*THE TASK*: List the lines of this listing that hold the word "title".

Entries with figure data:

▬▬▬

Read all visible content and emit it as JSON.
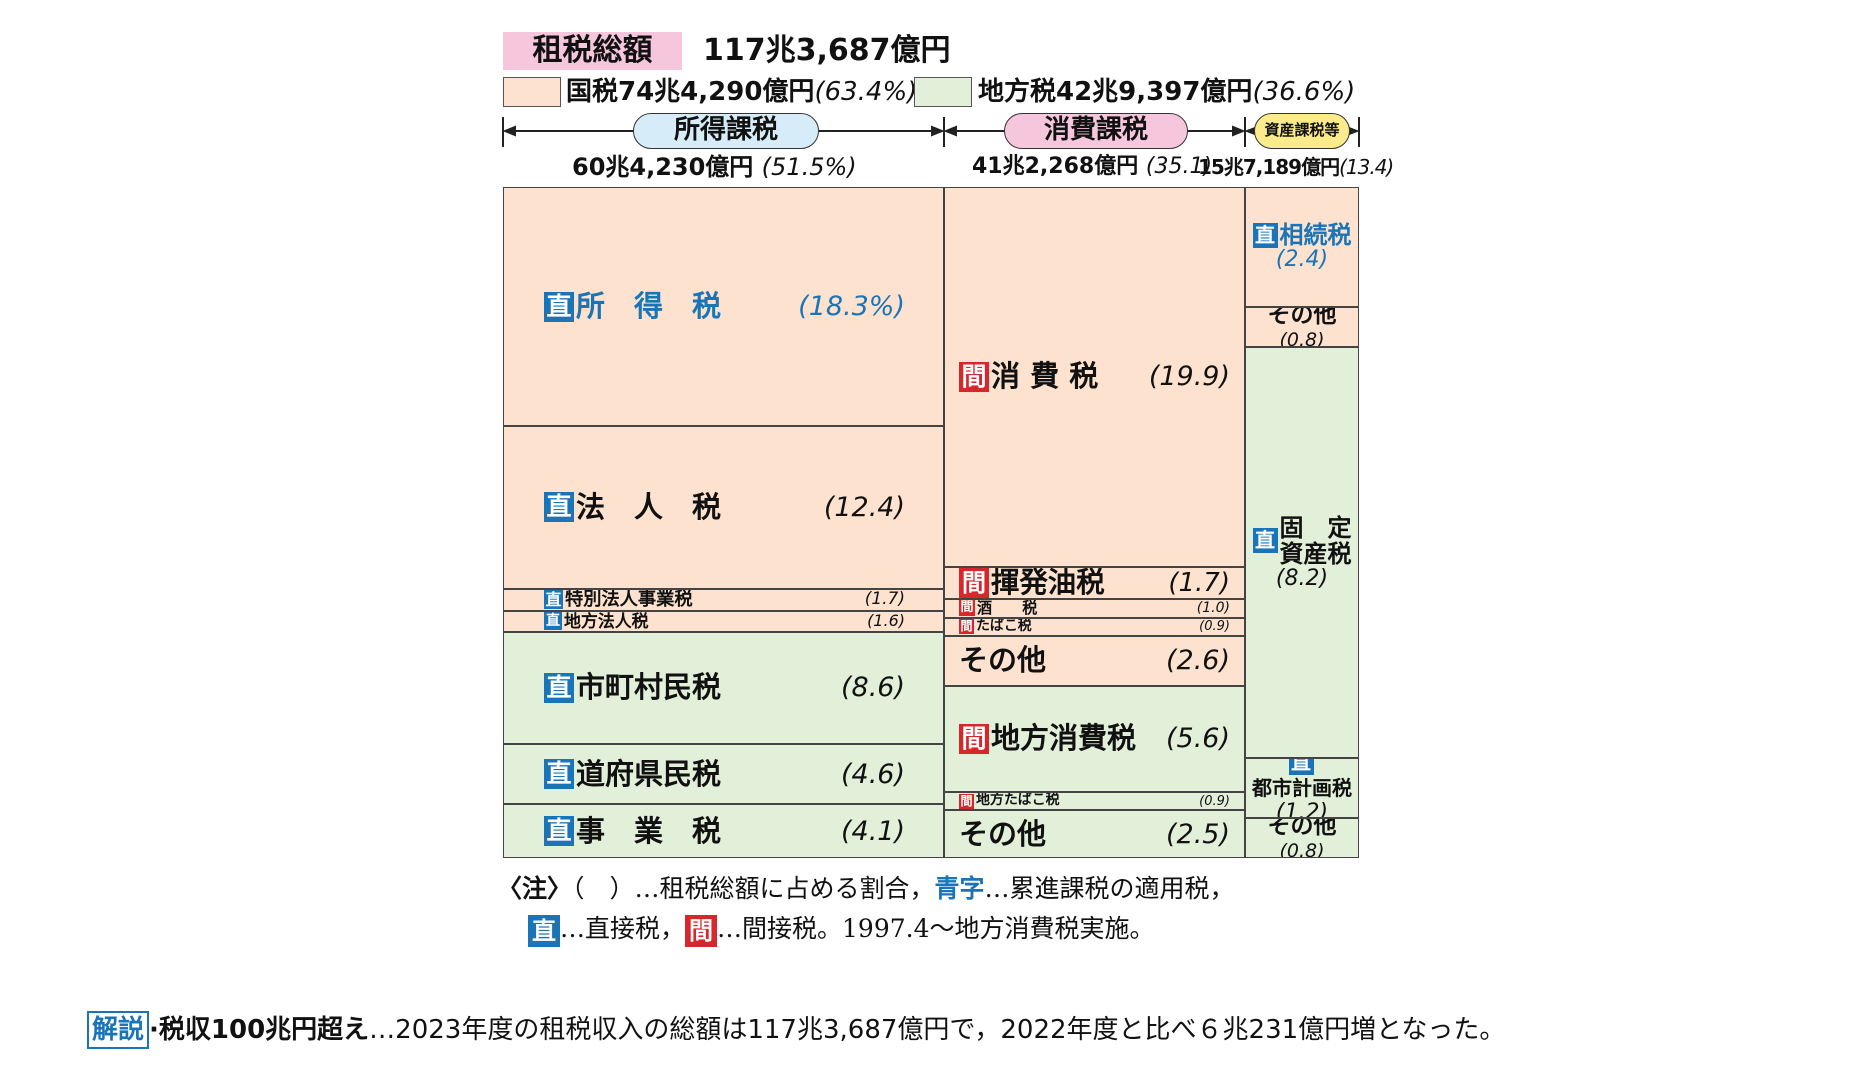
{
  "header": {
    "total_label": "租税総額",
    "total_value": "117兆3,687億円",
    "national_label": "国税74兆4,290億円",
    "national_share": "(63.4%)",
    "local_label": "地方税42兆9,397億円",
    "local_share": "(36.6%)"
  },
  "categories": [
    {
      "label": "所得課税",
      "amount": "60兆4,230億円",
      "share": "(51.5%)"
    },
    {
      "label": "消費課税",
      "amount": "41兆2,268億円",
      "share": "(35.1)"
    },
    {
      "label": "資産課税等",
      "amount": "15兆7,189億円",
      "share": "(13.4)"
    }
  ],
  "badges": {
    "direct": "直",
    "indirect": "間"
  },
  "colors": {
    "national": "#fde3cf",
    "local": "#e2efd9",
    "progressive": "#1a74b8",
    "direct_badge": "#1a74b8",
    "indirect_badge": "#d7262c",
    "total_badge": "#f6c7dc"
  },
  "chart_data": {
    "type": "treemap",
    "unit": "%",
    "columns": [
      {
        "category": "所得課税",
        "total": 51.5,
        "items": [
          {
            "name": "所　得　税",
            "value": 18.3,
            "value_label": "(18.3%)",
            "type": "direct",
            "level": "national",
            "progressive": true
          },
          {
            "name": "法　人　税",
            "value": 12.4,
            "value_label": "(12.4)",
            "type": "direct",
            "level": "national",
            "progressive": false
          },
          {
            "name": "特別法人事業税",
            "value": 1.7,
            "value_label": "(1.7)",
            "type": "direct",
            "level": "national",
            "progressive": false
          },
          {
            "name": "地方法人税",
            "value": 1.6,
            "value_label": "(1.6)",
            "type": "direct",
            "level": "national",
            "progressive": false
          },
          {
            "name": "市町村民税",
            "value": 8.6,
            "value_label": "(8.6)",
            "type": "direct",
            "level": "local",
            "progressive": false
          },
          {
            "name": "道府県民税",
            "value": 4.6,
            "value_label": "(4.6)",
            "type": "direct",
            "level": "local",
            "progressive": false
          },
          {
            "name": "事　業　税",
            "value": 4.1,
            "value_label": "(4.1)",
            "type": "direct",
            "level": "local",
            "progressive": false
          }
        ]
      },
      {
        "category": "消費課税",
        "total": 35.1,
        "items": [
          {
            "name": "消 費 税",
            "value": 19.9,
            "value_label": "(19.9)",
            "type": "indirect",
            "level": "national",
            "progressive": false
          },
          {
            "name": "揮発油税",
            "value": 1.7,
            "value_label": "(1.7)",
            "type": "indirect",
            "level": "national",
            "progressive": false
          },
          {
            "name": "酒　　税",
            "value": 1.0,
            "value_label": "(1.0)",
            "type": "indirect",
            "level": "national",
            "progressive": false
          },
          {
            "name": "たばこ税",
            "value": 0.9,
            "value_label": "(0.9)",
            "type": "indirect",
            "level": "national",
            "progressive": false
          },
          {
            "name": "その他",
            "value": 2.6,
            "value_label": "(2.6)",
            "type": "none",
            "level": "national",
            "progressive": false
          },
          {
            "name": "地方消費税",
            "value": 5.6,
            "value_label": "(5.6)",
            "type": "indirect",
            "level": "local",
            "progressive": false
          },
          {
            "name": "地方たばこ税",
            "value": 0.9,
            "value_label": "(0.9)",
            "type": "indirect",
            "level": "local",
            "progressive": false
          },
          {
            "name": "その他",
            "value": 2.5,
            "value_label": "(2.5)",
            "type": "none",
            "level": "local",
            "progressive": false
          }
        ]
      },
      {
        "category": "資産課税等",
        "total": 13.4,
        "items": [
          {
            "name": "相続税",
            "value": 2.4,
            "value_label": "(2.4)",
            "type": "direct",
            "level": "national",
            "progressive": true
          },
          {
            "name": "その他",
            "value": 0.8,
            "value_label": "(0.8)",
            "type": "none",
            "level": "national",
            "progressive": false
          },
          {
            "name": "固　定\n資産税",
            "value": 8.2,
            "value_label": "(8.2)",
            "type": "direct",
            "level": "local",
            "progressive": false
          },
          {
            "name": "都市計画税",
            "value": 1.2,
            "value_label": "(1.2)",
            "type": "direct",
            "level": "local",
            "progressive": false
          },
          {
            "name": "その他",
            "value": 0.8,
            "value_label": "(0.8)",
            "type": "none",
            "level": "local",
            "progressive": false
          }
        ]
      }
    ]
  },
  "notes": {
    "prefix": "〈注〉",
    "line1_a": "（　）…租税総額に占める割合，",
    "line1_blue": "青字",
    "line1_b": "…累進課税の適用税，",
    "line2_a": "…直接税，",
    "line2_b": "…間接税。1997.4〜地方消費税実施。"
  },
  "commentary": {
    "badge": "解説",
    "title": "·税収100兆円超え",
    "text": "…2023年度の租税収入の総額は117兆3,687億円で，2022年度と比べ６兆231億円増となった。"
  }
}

▬▬▬

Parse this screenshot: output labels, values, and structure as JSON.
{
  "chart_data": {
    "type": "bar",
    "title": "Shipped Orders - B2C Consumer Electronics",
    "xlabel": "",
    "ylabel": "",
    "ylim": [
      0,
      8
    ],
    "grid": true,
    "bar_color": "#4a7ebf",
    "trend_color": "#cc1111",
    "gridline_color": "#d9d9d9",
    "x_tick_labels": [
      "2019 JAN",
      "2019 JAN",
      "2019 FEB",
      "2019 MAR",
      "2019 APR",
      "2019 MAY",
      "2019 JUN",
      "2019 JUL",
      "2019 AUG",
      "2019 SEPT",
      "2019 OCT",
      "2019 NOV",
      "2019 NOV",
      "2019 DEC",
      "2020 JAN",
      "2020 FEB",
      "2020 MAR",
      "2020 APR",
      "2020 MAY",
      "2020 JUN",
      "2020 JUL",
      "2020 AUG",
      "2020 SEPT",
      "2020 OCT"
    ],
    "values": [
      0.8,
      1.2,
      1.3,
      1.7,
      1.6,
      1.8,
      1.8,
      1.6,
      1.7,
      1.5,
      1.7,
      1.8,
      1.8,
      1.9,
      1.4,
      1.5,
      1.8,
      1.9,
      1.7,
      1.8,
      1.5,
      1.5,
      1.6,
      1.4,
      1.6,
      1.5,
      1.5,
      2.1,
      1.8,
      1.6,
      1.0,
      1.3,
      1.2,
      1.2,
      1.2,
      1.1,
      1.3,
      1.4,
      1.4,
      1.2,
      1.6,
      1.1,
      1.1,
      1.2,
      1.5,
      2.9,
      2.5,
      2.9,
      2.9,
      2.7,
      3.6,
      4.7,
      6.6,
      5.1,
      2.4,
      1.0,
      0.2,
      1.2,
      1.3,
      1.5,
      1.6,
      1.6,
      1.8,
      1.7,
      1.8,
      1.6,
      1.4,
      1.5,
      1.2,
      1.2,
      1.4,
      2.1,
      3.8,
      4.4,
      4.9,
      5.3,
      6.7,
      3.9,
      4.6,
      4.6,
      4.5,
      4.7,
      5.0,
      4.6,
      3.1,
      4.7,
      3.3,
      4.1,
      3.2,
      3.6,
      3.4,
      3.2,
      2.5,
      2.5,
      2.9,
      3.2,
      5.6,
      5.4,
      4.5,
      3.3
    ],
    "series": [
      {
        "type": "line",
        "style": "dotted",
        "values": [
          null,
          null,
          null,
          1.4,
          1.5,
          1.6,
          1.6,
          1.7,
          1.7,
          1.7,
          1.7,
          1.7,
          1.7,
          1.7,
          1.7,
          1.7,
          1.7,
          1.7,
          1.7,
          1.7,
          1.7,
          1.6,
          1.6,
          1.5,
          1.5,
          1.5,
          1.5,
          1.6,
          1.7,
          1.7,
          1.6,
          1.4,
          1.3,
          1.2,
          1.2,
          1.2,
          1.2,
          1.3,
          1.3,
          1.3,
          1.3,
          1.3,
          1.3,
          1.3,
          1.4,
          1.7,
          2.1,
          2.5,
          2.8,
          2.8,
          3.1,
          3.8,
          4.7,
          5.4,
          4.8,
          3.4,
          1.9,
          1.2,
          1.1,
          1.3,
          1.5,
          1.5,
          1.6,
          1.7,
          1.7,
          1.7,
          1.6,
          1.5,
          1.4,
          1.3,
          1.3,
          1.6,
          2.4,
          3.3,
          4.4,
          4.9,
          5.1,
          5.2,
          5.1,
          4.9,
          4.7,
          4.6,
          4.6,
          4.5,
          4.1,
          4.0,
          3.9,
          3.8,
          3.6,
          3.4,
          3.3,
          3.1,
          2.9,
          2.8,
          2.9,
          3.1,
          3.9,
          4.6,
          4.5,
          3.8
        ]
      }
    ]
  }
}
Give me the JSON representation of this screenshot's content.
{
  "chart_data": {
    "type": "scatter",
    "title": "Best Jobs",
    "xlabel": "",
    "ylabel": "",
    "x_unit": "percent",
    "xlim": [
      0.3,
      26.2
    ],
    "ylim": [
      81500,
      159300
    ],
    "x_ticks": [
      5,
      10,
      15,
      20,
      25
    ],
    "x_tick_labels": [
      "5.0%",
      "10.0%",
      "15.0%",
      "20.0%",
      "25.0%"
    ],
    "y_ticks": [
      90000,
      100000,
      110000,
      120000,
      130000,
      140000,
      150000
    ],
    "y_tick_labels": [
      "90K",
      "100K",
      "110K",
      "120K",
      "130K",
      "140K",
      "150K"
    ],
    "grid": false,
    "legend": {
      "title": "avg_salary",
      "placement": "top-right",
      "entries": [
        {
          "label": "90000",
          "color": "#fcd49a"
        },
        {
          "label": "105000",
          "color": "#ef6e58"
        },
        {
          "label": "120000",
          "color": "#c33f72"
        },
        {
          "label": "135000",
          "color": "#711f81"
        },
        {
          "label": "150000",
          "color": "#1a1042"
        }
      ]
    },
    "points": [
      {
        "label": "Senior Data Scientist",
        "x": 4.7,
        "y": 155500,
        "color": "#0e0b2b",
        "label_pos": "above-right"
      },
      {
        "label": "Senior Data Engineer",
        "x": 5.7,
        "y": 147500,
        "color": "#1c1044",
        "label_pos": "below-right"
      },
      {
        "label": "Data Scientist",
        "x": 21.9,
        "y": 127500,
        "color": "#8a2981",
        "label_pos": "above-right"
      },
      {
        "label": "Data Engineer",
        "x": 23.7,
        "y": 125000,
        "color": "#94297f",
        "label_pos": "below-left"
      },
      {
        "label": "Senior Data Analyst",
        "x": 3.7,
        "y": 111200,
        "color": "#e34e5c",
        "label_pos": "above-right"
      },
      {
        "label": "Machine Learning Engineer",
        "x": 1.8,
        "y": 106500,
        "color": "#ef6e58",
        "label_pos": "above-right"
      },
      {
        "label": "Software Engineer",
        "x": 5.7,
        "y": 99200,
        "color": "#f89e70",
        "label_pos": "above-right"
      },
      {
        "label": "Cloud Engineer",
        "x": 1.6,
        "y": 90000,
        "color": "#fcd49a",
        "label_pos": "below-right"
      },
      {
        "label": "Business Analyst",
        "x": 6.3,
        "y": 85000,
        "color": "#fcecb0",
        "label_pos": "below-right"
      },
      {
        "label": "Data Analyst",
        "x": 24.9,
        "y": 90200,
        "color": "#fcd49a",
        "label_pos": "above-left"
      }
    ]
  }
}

▬▬▬

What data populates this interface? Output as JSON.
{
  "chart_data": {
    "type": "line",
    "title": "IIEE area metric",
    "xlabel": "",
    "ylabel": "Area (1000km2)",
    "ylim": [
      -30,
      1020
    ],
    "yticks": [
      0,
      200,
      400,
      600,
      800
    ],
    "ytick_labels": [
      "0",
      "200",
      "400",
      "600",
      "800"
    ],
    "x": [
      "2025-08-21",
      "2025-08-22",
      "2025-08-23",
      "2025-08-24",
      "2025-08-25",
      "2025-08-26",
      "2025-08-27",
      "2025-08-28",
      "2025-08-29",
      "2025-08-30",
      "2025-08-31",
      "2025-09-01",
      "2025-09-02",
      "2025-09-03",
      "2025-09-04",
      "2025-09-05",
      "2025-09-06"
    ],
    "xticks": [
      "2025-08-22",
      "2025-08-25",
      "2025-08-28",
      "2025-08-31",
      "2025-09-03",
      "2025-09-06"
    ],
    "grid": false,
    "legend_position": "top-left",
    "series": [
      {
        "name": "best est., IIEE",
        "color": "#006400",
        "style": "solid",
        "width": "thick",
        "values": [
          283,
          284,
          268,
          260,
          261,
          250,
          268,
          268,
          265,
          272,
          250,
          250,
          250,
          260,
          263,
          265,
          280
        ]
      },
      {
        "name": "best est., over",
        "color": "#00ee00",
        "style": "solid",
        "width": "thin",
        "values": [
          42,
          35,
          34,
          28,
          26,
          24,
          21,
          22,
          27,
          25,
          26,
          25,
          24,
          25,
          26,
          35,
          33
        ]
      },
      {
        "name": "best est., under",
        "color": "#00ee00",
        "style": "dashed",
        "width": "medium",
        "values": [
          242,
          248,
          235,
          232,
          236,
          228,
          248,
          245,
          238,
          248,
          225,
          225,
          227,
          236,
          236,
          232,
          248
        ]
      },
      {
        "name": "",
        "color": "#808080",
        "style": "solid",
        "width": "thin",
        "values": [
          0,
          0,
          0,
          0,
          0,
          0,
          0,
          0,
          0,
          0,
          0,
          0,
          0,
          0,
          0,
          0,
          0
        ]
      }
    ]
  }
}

▬▬▬

*ANSWER IN FULL*:
    "title": "·税収100兆円超え",
    "title": "Shipped Orders - B2C Consumer Electronics",
    "title": "Best Jobs",
      "title": "avg_salary",
    "title": "IIEE area metric",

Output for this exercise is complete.